## Stated goal
Each line in the entries below that holds the string "JSON" is to be listed.
╭─ Input data
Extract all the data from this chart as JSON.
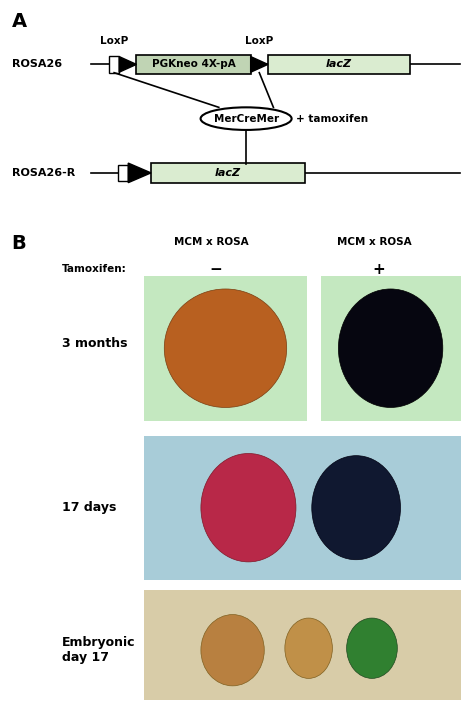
{
  "fig_width": 4.74,
  "fig_height": 7.15,
  "dpi": 100,
  "bg_color": "#ffffff",
  "panel_A_label": "A",
  "panel_B_label": "B",
  "rosa26_label": "ROSA26",
  "rosa26r_label": "ROSA26-R",
  "loxp1_label": "LoxP",
  "loxp2_label": "LoxP",
  "pgkneo_label": "PGKneo 4X-pA",
  "lacz_label1": "lacZ",
  "lacz_label2": "lacZ",
  "mercremer_label": "MerCreMer",
  "tamoxifen_label": "+ tamoxifen",
  "tamoxifen_header": "Tamoxifen:",
  "mcm_rosa_neg_label": "MCM x ROSA",
  "mcm_rosa_pos_label": "MCM x ROSA",
  "minus_label": "−",
  "plus_label": "+",
  "months3_label": "3 months",
  "days17_label": "17 days",
  "embryonic_label": "Embryonic\nday 17",
  "box_color": "#daecd0",
  "box_color_dark": "#c0d4b4",
  "line_color": "#000000",
  "text_color": "#000000",
  "photo_bg_green": "#c4e8c0",
  "photo_bg_blue": "#a8ccd8",
  "photo_bg_cream": "#d8cca8",
  "heart_orange": "#b86020",
  "heart_black": "#060610",
  "heart_pink": "#b82848",
  "heart_darkblue": "#101830",
  "heart_tan1": "#b88040",
  "heart_tan2": "#c09048",
  "heart_green": "#308030"
}
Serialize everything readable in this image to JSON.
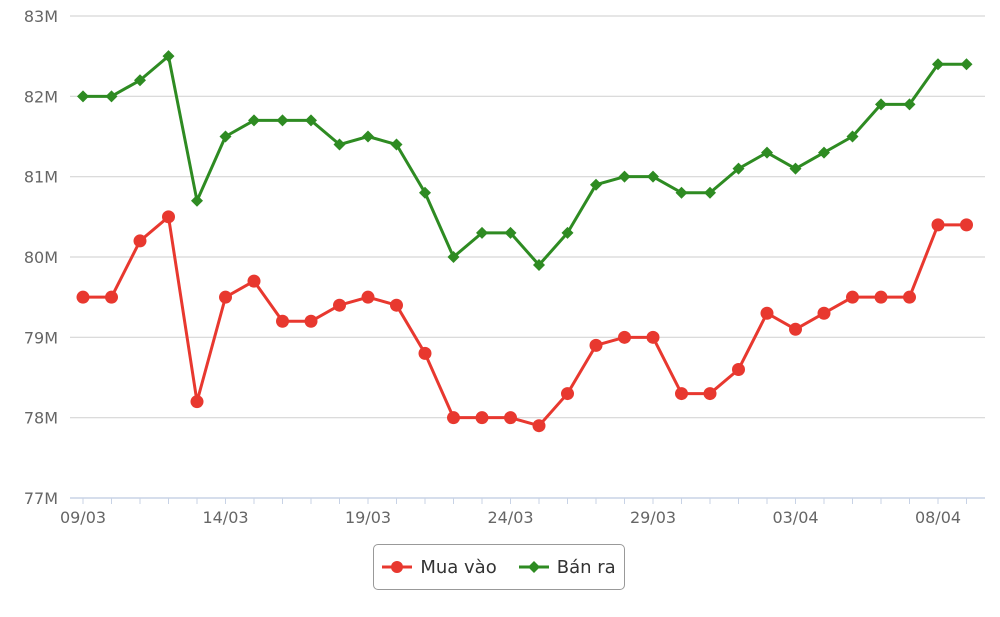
{
  "chart_data": {
    "type": "line",
    "title": "",
    "xlabel": "",
    "ylabel": "",
    "ylim": [
      77,
      83
    ],
    "y_unit_suffix": "M",
    "y_ticks": [
      "77M",
      "78M",
      "79M",
      "80M",
      "81M",
      "82M",
      "83M"
    ],
    "x_tick_labels": [
      "09/03",
      "14/03",
      "19/03",
      "24/03",
      "29/03",
      "03/04",
      "08/04"
    ],
    "x_tick_label_index": [
      0,
      5,
      10,
      15,
      20,
      25,
      30
    ],
    "grid": true,
    "legend_position": "bottom-center",
    "series": [
      {
        "name": "Mua vào",
        "color": "#e8382f",
        "marker": "circle",
        "values": [
          79.5,
          79.5,
          80.2,
          80.5,
          78.2,
          79.5,
          79.7,
          79.2,
          79.2,
          79.4,
          79.5,
          79.4,
          78.8,
          78.0,
          78.0,
          78.0,
          77.9,
          78.3,
          78.9,
          79.0,
          79.0,
          78.3,
          78.3,
          78.6,
          79.3,
          79.1,
          79.3,
          79.5,
          79.5,
          79.5,
          80.4,
          80.4
        ]
      },
      {
        "name": "Bán ra",
        "color": "#2e8b22",
        "marker": "diamond",
        "values": [
          82.0,
          82.0,
          82.2,
          82.5,
          80.7,
          81.5,
          81.7,
          81.7,
          81.7,
          81.4,
          81.5,
          81.4,
          80.8,
          80.0,
          80.3,
          80.3,
          79.9,
          80.3,
          80.9,
          81.0,
          81.0,
          80.8,
          80.8,
          81.1,
          81.3,
          81.1,
          81.3,
          81.5,
          81.9,
          81.9,
          82.4,
          82.4
        ]
      }
    ]
  }
}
╰─
## Full response
Extract all the data from this chart as JSON.
Serialize everything readable in this image to JSON.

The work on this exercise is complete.